## Instruction
Restate the whole of the material. Keep every word, and drop the pictures.

-- Start The records --

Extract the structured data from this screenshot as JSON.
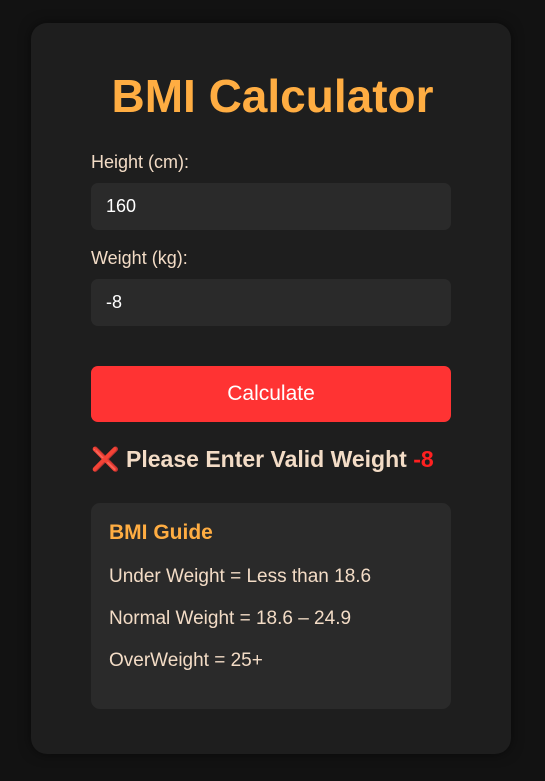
{
  "app": {
    "title": "BMI Calculator"
  },
  "form": {
    "height_label": "Height (cm):",
    "height_value": "160",
    "weight_label": "Weight (kg):",
    "weight_value": "-8",
    "submit_label": "Calculate"
  },
  "result": {
    "icon": "❌",
    "message": "Please Enter Valid Weight",
    "value": "-8"
  },
  "guide": {
    "title": "BMI Guide",
    "items": [
      "Under Weight = Less than 18.6",
      "Normal Weight = 18.6 – 24.9",
      "OverWeight = 25+"
    ]
  },
  "colors": {
    "page_background": "#121212",
    "card_background": "#1e1e1e",
    "accent": "#ffad42",
    "button": "#ff3333",
    "error_value": "#ff2020",
    "text": "#f3dcc6"
  }
}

-- End The records --

## Result of this exercise
Extract the structured data from this screenshot as JSON.
{
  "app": {
    "title": "BMI Calculator"
  },
  "form": {
    "height_label": "Height (cm):",
    "height_value": "160",
    "weight_label": "Weight (kg):",
    "weight_value": "-8",
    "submit_label": "Calculate"
  },
  "result": {
    "icon": "❌",
    "message": "Please Enter Valid Weight",
    "value": "-8"
  },
  "guide": {
    "title": "BMI Guide",
    "items": [
      "Under Weight = Less than 18.6",
      "Normal Weight = 18.6 – 24.9",
      "OverWeight = 25+"
    ]
  },
  "colors": {
    "page_background": "#121212",
    "card_background": "#1e1e1e",
    "accent": "#ffad42",
    "button": "#ff3333",
    "error_value": "#ff2020",
    "text": "#f3dcc6"
  }
}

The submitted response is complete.